Data excerpts —
┏━━

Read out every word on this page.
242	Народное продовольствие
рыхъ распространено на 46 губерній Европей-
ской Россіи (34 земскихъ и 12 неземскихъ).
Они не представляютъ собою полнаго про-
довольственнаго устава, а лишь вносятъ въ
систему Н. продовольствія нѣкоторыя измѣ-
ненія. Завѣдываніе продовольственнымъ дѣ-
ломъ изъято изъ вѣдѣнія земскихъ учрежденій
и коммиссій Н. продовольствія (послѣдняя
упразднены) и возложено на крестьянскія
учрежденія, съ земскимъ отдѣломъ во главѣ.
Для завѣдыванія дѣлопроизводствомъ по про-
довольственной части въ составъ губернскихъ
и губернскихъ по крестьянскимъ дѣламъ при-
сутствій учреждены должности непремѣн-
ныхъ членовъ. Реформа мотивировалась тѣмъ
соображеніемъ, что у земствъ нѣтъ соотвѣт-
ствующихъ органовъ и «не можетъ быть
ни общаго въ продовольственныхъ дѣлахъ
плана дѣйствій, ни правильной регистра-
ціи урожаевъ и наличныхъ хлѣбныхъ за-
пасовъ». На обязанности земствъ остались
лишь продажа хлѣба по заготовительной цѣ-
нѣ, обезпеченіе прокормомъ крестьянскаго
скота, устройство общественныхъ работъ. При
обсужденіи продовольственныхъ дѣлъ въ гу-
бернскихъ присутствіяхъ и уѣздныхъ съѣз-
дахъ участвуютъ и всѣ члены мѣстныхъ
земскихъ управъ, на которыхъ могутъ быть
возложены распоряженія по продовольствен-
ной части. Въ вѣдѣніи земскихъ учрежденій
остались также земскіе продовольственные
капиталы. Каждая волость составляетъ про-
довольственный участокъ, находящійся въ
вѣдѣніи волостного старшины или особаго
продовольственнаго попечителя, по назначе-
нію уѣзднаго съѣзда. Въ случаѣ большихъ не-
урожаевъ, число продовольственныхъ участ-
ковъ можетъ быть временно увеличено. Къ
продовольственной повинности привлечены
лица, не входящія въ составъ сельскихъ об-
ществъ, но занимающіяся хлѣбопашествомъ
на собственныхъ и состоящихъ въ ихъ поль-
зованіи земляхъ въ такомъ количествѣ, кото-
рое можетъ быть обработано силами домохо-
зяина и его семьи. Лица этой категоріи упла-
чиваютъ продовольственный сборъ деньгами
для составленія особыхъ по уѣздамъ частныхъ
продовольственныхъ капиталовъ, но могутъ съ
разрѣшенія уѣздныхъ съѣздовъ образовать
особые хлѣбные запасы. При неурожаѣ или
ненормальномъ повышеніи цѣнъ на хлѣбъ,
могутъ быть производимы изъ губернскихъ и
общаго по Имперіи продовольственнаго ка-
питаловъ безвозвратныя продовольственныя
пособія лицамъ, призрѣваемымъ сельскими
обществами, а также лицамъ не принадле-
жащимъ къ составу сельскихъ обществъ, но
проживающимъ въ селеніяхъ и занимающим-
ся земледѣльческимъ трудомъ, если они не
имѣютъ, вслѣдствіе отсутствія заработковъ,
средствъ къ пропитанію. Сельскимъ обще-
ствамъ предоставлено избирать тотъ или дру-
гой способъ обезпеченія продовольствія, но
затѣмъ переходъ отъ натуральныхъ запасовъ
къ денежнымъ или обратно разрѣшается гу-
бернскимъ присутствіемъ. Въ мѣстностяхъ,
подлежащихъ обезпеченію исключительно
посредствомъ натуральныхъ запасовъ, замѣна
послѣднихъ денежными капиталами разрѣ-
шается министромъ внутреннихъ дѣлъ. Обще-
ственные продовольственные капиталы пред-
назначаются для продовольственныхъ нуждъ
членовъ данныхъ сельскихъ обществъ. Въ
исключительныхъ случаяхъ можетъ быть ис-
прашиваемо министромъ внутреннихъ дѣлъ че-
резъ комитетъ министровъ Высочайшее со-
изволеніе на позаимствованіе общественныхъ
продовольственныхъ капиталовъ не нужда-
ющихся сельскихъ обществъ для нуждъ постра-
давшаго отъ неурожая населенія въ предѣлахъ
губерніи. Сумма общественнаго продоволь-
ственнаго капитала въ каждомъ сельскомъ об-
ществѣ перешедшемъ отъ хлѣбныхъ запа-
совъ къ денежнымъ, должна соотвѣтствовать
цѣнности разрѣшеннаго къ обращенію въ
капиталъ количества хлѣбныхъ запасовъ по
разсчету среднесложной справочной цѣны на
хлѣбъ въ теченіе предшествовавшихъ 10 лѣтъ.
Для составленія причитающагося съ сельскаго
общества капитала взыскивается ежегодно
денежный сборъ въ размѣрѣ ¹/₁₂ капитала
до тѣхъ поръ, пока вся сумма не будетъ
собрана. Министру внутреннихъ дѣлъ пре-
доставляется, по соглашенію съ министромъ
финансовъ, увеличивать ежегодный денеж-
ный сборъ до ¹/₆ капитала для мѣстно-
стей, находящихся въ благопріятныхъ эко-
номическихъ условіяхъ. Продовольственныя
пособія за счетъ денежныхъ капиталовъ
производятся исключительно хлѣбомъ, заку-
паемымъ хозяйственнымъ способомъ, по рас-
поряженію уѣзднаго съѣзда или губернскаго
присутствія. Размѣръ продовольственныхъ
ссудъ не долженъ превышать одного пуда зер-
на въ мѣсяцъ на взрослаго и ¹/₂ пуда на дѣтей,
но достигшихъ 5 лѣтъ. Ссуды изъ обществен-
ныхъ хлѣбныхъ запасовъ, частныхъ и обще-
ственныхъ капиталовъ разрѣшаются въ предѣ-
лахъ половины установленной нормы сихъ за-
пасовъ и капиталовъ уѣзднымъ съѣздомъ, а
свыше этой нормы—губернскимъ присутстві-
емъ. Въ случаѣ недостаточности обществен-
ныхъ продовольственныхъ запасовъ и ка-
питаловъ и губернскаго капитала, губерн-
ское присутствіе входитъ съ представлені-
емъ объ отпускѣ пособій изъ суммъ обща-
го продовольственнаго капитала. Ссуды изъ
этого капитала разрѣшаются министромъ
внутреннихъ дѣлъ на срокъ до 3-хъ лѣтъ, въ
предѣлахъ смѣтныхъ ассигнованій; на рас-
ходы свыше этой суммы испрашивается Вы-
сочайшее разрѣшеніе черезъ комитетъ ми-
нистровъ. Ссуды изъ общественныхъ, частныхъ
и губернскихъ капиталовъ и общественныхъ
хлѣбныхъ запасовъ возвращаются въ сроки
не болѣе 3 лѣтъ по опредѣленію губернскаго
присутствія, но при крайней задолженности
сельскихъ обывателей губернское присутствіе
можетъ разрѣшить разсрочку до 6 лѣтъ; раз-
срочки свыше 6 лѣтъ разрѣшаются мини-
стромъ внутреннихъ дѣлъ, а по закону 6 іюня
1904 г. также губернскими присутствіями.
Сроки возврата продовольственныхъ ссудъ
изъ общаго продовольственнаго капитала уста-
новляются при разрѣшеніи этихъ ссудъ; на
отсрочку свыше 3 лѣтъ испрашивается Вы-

┗━━

WHAT TO PRODUCE —
Read the entries and pick out all lines that include the word "общаго".

SOLUTION BELOW —
ни общаго въ продовольственныхъ дѣлахъ
общаго по Имперіи продовольственнаго ка-
изъ общаго продовольственнаго капитала уста-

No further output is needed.